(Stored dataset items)

-- Begin --

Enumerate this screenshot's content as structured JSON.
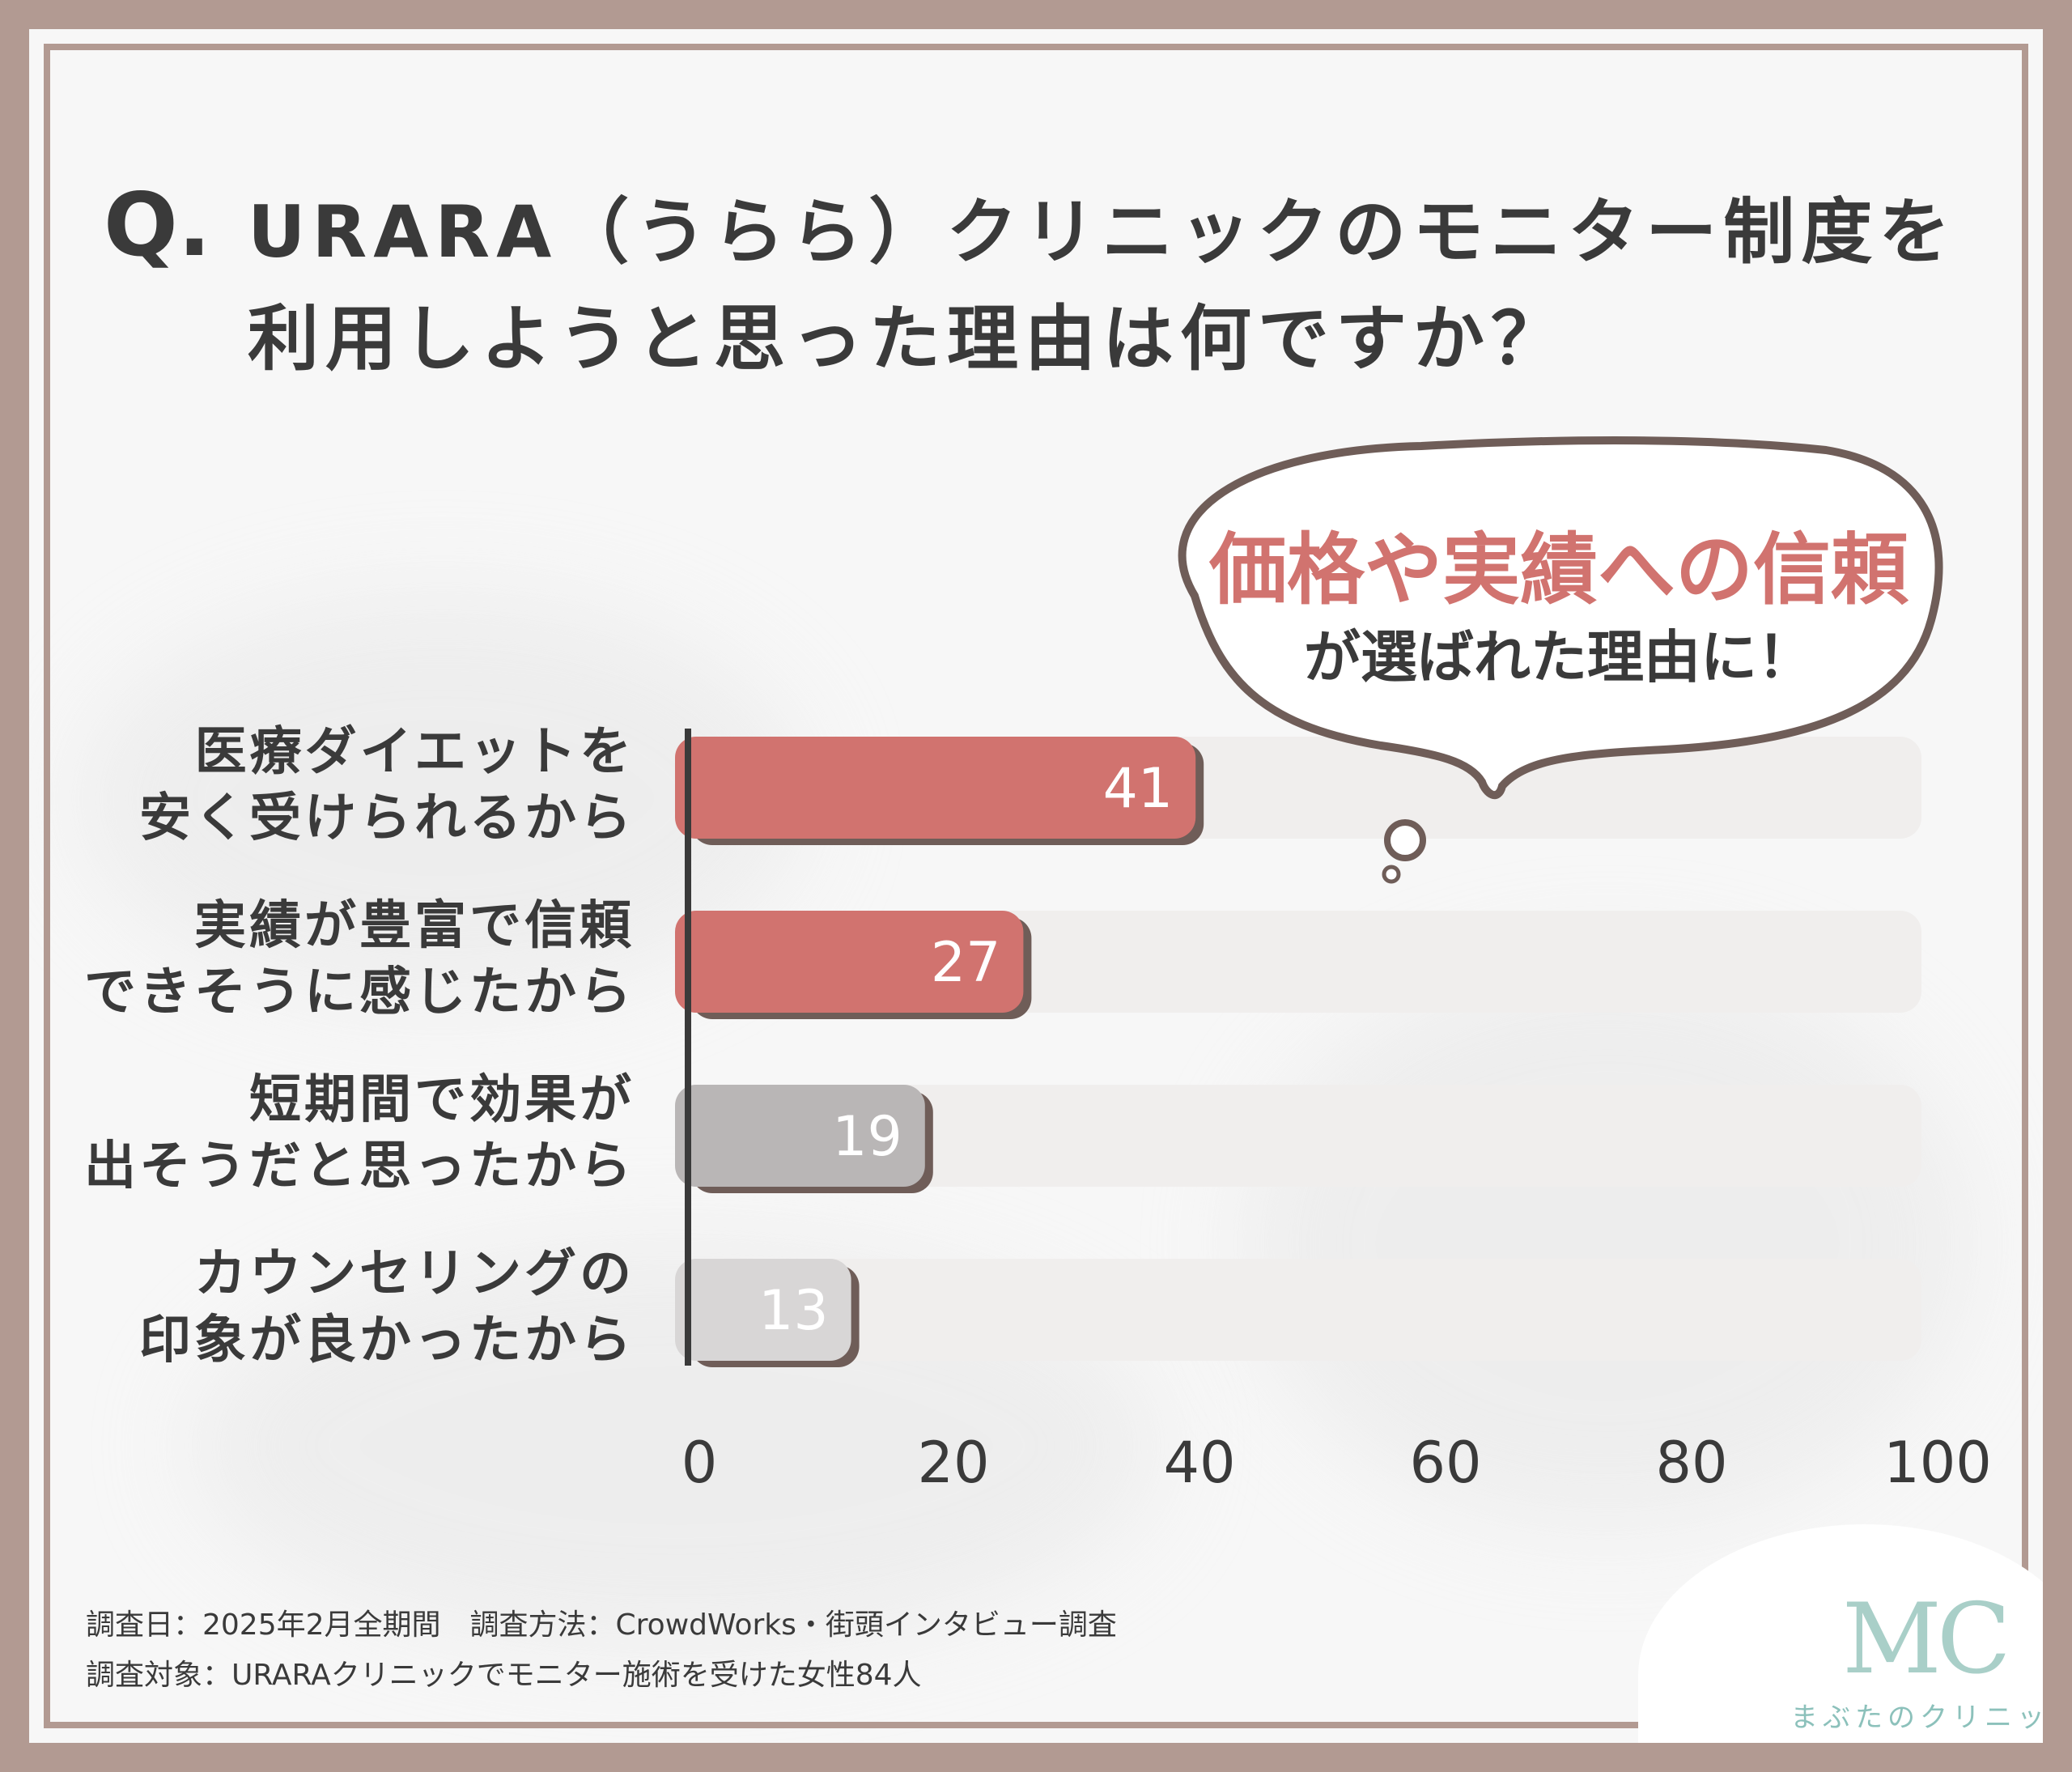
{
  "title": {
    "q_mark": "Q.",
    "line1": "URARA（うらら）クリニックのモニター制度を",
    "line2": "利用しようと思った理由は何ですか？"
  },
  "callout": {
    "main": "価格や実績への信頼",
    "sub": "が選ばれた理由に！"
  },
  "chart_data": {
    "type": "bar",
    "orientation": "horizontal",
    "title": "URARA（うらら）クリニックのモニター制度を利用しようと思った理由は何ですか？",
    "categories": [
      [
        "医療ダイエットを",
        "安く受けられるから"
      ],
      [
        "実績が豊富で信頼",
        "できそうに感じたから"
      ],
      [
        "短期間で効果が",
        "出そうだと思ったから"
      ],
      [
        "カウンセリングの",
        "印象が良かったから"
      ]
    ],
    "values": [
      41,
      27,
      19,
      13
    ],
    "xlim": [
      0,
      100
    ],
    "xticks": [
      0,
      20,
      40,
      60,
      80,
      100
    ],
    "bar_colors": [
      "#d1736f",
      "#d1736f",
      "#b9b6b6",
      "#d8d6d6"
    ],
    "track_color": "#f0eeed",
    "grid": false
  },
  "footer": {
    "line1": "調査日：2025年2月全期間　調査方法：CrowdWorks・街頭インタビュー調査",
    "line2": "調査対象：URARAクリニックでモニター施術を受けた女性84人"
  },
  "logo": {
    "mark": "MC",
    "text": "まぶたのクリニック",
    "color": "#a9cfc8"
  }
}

-- End --
-- Begin --

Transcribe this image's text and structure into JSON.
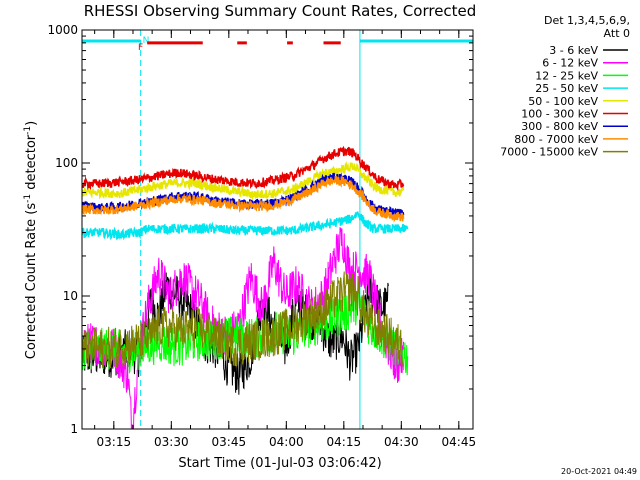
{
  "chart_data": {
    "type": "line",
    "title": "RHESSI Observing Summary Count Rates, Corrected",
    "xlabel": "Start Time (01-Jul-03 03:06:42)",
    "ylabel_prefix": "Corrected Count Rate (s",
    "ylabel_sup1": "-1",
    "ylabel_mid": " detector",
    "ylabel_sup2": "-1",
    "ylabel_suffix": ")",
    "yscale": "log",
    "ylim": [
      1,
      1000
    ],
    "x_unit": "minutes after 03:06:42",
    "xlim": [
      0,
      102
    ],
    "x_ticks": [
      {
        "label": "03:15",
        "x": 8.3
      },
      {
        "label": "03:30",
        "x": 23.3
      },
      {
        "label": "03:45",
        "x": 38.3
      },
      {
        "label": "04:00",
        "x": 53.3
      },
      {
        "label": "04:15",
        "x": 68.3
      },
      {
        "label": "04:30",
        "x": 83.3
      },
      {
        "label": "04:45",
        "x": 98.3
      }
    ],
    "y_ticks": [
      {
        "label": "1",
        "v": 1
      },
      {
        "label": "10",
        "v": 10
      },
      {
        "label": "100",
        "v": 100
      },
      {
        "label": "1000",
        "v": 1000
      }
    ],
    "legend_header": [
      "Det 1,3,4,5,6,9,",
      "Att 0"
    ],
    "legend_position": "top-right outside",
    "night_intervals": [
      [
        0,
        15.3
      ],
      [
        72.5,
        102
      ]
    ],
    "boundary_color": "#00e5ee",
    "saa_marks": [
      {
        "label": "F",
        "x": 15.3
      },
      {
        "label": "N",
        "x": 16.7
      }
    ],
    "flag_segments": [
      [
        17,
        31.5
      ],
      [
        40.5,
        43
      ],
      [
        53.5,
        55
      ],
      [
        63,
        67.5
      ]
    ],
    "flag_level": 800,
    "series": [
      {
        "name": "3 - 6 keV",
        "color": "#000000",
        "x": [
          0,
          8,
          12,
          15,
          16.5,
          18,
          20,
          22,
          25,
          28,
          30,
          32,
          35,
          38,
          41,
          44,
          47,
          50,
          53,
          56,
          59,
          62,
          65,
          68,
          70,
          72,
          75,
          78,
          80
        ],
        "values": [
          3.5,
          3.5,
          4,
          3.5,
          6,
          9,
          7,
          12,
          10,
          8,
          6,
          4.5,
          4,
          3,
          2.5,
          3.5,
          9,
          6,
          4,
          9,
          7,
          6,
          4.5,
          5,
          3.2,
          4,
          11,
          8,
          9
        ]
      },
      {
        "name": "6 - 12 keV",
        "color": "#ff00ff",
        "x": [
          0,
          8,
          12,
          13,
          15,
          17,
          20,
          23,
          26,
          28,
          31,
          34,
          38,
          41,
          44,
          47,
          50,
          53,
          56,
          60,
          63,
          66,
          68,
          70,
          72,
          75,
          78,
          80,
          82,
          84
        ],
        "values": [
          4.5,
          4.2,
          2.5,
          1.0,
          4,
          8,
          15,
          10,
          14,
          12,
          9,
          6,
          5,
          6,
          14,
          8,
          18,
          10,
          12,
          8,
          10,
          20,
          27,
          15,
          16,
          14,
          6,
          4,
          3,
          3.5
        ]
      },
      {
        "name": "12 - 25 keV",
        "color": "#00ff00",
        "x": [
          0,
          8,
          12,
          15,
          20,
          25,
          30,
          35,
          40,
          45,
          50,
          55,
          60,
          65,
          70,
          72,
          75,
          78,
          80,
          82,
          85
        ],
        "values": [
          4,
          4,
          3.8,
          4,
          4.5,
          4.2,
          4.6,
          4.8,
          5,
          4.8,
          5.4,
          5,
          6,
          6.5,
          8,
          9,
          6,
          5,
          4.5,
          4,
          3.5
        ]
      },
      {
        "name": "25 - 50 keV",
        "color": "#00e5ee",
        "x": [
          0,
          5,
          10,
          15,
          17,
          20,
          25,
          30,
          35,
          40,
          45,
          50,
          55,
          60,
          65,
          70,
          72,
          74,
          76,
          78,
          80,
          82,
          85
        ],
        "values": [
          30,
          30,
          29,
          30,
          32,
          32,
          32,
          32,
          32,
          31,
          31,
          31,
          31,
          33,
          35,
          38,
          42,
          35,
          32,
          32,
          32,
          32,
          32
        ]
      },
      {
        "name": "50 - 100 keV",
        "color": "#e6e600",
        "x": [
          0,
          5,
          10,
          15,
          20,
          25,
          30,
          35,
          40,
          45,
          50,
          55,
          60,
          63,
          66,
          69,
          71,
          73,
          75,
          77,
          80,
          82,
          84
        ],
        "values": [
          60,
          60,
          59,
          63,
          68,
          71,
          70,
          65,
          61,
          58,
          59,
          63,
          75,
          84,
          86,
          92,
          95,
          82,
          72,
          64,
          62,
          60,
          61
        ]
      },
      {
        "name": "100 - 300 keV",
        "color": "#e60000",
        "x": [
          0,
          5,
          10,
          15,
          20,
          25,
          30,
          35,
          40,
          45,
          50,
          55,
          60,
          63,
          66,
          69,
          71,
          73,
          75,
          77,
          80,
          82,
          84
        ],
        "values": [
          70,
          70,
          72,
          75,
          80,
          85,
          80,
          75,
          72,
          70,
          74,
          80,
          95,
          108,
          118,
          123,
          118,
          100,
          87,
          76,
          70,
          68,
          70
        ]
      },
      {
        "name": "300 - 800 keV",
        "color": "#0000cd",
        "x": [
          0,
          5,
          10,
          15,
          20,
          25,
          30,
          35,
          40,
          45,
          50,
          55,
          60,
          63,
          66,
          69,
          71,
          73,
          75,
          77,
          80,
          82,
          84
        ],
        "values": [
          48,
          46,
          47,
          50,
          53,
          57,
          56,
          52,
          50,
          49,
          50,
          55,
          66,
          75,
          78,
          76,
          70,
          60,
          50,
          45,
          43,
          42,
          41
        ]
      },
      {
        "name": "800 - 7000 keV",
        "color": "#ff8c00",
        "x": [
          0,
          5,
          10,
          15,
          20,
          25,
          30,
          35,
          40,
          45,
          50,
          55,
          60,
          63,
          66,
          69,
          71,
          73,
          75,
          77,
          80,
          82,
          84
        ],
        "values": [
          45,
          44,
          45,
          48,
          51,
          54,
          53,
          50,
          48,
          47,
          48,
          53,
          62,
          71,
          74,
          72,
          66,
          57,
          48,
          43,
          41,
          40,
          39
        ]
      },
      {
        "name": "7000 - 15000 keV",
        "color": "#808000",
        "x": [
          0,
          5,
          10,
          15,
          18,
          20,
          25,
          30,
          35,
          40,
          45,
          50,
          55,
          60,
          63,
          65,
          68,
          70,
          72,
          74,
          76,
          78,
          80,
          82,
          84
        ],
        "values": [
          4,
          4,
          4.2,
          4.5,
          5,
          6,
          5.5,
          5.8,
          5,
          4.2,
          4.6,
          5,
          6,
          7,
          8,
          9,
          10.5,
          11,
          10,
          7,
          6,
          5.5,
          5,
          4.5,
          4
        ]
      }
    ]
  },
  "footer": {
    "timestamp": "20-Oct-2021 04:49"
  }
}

-- End --

TO DO
Where a line above contains the string "JSON", copy that line.

REPLY TO THE EXERCISE
Enumerate this screenshot's content as structured JSON.
Transcribe this image's text and structure into JSON.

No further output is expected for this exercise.